[Extracted records]
##############################

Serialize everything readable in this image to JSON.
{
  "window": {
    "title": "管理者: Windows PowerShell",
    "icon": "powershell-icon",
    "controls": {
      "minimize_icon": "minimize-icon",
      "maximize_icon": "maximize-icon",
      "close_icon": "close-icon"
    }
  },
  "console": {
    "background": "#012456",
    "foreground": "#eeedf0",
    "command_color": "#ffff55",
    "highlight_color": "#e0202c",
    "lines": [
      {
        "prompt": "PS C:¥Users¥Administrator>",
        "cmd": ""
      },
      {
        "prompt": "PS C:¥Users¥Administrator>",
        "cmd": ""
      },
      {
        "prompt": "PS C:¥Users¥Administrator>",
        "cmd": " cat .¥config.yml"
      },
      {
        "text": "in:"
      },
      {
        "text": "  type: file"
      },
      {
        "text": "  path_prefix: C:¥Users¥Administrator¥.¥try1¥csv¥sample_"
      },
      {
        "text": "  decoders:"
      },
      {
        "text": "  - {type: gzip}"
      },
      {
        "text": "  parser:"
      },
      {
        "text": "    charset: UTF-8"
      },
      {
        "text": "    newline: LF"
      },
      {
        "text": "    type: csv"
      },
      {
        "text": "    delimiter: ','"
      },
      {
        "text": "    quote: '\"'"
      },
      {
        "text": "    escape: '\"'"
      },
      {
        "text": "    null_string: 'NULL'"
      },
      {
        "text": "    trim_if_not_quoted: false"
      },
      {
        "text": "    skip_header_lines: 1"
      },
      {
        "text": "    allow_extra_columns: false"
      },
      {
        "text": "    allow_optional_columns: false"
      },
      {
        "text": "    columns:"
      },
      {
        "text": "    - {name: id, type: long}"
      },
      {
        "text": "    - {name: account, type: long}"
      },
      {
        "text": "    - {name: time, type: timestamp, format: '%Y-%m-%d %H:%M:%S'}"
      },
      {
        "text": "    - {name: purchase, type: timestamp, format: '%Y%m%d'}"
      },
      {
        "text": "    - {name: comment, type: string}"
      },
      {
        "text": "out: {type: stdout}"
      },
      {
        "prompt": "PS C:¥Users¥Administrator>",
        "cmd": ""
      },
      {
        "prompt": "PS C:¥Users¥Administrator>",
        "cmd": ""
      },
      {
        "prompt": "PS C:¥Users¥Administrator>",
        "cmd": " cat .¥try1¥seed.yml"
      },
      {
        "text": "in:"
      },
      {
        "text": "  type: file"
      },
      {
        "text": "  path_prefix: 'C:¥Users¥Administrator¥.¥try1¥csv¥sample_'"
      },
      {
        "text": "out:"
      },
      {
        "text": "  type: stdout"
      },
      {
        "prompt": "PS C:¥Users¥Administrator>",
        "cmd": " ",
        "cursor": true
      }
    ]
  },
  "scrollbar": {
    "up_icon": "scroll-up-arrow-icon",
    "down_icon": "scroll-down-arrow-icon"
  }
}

##############################

To be done ::
Look for the word "timestamp" in every line of the listing and copy the lines that have it.

Expected answer ::
        "text": "    - {name: time, type: timestamp, format: '%Y-%m-%d %H:%M:%S'}"
        "text": "    - {name: purchase, type: timestamp, format: '%Y%m%d'}"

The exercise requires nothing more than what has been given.